> [To do]
Count the lines below that include the word "政治执行力" and write that number alone.

> [Dataset entries]

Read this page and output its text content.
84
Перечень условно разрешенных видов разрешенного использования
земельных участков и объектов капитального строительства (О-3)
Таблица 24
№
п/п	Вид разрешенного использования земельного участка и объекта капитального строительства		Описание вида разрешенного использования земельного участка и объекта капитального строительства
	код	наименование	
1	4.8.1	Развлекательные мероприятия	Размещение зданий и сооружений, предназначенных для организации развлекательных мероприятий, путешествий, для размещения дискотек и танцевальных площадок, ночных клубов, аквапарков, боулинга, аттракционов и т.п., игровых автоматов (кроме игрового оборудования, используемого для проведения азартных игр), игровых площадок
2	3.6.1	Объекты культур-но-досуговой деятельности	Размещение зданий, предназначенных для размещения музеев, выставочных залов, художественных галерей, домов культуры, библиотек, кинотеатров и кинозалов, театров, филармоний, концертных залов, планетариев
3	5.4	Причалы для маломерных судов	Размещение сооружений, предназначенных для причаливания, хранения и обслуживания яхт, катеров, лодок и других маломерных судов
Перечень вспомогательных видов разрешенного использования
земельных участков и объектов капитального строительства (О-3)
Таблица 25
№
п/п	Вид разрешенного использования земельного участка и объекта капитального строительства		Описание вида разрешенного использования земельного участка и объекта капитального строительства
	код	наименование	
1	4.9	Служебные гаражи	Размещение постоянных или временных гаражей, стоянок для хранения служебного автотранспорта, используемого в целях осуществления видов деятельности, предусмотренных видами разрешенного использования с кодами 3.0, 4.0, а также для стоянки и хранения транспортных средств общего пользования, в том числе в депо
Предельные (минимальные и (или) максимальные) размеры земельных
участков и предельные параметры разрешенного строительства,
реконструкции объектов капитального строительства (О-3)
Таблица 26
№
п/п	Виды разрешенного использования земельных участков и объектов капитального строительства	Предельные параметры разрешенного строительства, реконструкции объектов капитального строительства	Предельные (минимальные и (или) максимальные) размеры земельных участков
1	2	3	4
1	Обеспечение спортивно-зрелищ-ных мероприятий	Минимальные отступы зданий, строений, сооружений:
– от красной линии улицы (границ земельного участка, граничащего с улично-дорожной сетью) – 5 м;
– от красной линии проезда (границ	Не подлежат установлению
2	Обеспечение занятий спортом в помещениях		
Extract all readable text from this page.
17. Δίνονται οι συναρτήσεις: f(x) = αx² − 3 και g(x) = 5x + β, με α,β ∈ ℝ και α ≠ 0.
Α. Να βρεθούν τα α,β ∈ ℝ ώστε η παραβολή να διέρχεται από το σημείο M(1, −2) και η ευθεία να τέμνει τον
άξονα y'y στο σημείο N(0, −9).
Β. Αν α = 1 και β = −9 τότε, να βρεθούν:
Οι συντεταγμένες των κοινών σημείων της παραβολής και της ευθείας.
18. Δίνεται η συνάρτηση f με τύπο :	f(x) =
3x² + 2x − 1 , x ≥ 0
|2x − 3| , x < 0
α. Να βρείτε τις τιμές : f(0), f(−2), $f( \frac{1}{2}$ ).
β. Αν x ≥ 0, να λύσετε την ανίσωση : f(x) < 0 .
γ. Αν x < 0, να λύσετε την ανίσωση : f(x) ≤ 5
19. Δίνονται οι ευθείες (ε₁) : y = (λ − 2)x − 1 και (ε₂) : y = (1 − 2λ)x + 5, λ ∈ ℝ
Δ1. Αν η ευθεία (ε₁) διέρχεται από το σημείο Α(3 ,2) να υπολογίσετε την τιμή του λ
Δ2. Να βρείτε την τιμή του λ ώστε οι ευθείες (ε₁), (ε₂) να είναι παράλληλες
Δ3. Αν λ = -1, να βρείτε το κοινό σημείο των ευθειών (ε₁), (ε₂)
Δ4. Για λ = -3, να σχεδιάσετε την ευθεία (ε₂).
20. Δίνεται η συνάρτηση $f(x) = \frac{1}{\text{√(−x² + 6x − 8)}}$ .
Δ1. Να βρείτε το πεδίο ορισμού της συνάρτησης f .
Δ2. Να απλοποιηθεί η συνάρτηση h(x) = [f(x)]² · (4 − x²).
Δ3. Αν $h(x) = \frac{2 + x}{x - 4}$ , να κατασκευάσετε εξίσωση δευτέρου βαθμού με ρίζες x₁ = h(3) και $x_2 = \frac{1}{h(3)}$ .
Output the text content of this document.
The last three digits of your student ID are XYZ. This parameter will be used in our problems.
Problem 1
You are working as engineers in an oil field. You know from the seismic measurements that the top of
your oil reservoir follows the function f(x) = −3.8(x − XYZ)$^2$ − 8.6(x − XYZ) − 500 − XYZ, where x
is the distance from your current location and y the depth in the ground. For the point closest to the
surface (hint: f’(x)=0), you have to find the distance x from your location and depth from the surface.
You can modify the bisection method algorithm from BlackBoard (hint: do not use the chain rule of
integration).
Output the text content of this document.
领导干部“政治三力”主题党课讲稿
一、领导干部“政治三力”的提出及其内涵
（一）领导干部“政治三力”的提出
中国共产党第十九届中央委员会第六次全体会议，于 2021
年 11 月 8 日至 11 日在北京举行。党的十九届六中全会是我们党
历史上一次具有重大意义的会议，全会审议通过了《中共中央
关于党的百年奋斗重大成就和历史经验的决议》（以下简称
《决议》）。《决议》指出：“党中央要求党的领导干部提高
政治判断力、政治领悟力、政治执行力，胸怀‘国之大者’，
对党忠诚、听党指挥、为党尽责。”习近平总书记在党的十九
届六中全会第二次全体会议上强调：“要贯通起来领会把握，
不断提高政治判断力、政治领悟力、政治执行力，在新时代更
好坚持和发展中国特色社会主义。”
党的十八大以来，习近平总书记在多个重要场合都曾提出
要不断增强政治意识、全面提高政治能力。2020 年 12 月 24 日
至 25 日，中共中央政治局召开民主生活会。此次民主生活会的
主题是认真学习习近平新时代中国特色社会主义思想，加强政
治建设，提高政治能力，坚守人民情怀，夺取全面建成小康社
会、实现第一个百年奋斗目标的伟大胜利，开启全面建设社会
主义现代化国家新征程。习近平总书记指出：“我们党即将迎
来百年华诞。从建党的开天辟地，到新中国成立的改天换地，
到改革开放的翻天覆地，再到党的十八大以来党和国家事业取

> [Answer to this task]
2